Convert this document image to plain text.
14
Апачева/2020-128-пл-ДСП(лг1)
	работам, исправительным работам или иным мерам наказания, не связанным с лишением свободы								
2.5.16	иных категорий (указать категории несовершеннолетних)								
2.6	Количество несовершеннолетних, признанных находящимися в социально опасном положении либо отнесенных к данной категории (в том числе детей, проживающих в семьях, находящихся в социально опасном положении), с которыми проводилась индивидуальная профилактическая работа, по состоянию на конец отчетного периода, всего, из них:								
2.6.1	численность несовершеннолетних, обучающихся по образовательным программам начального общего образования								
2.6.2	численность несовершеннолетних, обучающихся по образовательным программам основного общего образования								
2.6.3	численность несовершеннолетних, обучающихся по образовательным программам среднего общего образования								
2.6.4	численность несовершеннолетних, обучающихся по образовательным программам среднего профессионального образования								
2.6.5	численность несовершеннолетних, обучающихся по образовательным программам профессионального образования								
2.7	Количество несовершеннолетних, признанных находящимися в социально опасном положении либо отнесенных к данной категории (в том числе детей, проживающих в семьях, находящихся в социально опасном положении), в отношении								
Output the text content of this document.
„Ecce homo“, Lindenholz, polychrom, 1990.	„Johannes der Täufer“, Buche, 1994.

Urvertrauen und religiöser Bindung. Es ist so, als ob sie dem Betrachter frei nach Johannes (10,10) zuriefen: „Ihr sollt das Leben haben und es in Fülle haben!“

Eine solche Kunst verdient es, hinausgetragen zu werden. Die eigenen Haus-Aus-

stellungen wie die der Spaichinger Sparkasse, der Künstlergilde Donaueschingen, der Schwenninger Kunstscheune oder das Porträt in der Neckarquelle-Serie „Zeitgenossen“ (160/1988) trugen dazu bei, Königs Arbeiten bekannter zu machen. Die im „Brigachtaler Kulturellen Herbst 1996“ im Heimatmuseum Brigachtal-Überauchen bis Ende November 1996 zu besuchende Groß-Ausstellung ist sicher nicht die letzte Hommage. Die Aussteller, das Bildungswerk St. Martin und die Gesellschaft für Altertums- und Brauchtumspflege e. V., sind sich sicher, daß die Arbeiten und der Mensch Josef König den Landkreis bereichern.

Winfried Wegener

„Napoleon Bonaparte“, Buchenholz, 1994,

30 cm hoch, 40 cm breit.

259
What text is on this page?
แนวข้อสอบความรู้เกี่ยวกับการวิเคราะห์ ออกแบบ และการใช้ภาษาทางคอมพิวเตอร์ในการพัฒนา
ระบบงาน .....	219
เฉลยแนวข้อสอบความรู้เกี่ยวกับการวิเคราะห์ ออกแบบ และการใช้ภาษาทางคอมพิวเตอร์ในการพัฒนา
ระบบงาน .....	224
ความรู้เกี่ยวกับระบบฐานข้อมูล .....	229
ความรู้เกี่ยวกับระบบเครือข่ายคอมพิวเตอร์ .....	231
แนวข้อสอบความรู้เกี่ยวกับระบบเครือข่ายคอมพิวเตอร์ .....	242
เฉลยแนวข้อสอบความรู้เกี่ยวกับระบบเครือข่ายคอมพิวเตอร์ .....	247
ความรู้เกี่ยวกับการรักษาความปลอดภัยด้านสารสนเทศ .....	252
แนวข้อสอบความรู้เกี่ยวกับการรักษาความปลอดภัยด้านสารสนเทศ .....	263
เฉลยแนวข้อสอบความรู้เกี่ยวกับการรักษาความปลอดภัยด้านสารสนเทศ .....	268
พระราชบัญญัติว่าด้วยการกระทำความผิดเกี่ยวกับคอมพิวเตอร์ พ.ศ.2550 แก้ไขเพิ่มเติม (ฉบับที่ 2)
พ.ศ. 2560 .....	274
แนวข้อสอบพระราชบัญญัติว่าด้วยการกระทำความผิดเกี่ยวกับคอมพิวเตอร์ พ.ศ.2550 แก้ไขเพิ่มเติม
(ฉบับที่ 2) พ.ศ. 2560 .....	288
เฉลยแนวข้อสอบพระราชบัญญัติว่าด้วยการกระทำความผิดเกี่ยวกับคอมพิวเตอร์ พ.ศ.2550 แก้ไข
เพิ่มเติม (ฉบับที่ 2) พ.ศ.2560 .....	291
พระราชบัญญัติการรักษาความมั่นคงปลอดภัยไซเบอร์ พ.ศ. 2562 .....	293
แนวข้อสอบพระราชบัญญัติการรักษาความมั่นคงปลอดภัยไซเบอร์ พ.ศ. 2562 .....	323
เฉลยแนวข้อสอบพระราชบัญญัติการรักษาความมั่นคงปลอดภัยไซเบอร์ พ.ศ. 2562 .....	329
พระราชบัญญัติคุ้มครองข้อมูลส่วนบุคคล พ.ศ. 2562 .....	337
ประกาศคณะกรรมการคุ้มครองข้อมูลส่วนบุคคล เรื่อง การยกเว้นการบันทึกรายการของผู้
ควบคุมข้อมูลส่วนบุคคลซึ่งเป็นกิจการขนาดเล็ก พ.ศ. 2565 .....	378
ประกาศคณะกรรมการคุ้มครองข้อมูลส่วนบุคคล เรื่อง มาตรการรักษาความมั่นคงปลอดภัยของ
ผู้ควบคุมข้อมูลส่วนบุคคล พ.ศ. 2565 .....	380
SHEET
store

**Written problem:** Reproduce the full set of records precisely.

**Worked solution:**
Convert this document image to plain text.
14
Апачева/2020-128-пл-ДСП(лг1)
	работам, исправительным работам или иным мерам наказания, не связанным с лишением свободы								
2.5.16	иных категорий (указать категории несовершеннолетних)								
2.6	Количество несовершеннолетних, признанных находящимися в социально опасном положении либо отнесенных к данной категории (в том числе детей, проживающих в семьях, находящихся в социально опасном положении), с которыми проводилась индивидуальная профилактическая работа, по состоянию на конец отчетного периода, всего, из них:								
2.6.1	численность несовершеннолетних, обучающихся по образовательным программам начального общего образования								
2.6.2	численность несовершеннолетних, обучающихся по образовательным программам основного общего образования								
2.6.3	численность несовершеннолетних, обучающихся по образовательным программам среднего общего образования								
2.6.4	численность несовершеннолетних, обучающихся по образовательным программам среднего профессионального образования								
2.6.5	численность несовершеннолетних, обучающихся по образовательным программам профессионального образования								
2.7	Количество несовершеннолетних, признанных находящимися в социально опасном положении либо отнесенных к данной категории (в том числе детей, проживающих в семьях, находящихся в социально опасном положении), в отношении								
Output the text content of this document.
„Ecce homo“, Lindenholz, polychrom, 1990.	„Johannes der Täufer“, Buche, 1994.

Urvertrauen und religiöser Bindung. Es ist so, als ob sie dem Betrachter frei nach Johannes (10,10) zuriefen: „Ihr sollt das Leben haben und es in Fülle haben!“

Eine solche Kunst verdient es, hinausgetragen zu werden. Die eigenen Haus-Aus-

stellungen wie die der Spaichinger Sparkasse, der Künstlergilde Donaueschingen, der Schwenninger Kunstscheune oder das Porträt in der Neckarquelle-Serie „Zeitgenossen“ (160/1988) trugen dazu bei, Königs Arbeiten bekannter zu machen. Die im „Brigachtaler Kulturellen Herbst 1996“ im Heimatmuseum Brigachtal-Überauchen bis Ende November 1996 zu besuchende Groß-Ausstellung ist sicher nicht die letzte Hommage. Die Aussteller, das Bildungswerk St. Martin und die Gesellschaft für Altertums- und Brauchtumspflege e. V., sind sich sicher, daß die Arbeiten und der Mensch Josef König den Landkreis bereichern.

Winfried Wegener

„Napoleon Bonaparte“, Buchenholz, 1994,

30 cm hoch, 40 cm breit.

259
What text is on this page?
แนวข้อสอบความรู้เกี่ยวกับการวิเคราะห์ ออกแบบ และการใช้ภาษาทางคอมพิวเตอร์ในการพัฒนา
ระบบงาน .....	219
เฉลยแนวข้อสอบความรู้เกี่ยวกับการวิเคราะห์ ออกแบบ และการใช้ภาษาทางคอมพิวเตอร์ในการพัฒนา
ระบบงาน .....	224
ความรู้เกี่ยวกับระบบฐานข้อมูล .....	229
ความรู้เกี่ยวกับระบบเครือข่ายคอมพิวเตอร์ .....	231
แนวข้อสอบความรู้เกี่ยวกับระบบเครือข่ายคอมพิวเตอร์ .....	242
เฉลยแนวข้อสอบความรู้เกี่ยวกับระบบเครือข่ายคอมพิวเตอร์ .....	247
ความรู้เกี่ยวกับการรักษาความปลอดภัยด้านสารสนเทศ .....	252
แนวข้อสอบความรู้เกี่ยวกับการรักษาความปลอดภัยด้านสารสนเทศ .....	263
เฉลยแนวข้อสอบความรู้เกี่ยวกับการรักษาความปลอดภัยด้านสารสนเทศ .....	268
พระราชบัญญัติว่าด้วยการกระทำความผิดเกี่ยวกับคอมพิวเตอร์ พ.ศ.2550 แก้ไขเพิ่มเติม (ฉบับที่ 2)
พ.ศ. 2560 .....	274
แนวข้อสอบพระราชบัญญัติว่าด้วยการกระทำความผิดเกี่ยวกับคอมพิวเตอร์ พ.ศ.2550 แก้ไขเพิ่มเติม
(ฉบับที่ 2) พ.ศ. 2560 .....	288
เฉลยแนวข้อสอบพระราชบัญญัติว่าด้วยการกระทำความผิดเกี่ยวกับคอมพิวเตอร์ พ.ศ.2550 แก้ไข
เพิ่มเติม (ฉบับที่ 2) พ.ศ.2560 .....	291
พระราชบัญญัติการรักษาความมั่นคงปลอดภัยไซเบอร์ พ.ศ. 2562 .....	293
แนวข้อสอบพระราชบัญญัติการรักษาความมั่นคงปลอดภัยไซเบอร์ พ.ศ. 2562 .....	323
เฉลยแนวข้อสอบพระราชบัญญัติการรักษาความมั่นคงปลอดภัยไซเบอร์ พ.ศ. 2562 .....	329
พระราชบัญญัติคุ้มครองข้อมูลส่วนบุคคล พ.ศ. 2562 .....	337
ประกาศคณะกรรมการคุ้มครองข้อมูลส่วนบุคคล เรื่อง การยกเว้นการบันทึกรายการของผู้
ควบคุมข้อมูลส่วนบุคคลซึ่งเป็นกิจการขนาดเล็ก พ.ศ. 2565 .....	378
ประกาศคณะกรรมการคุ้มครองข้อมูลส่วนบุคคล เรื่อง มาตรการรักษาความมั่นคงปลอดภัยของ
ผู้ควบคุมข้อมูลส่วนบุคคล พ.ศ. 2565 .....	380
SHEET
store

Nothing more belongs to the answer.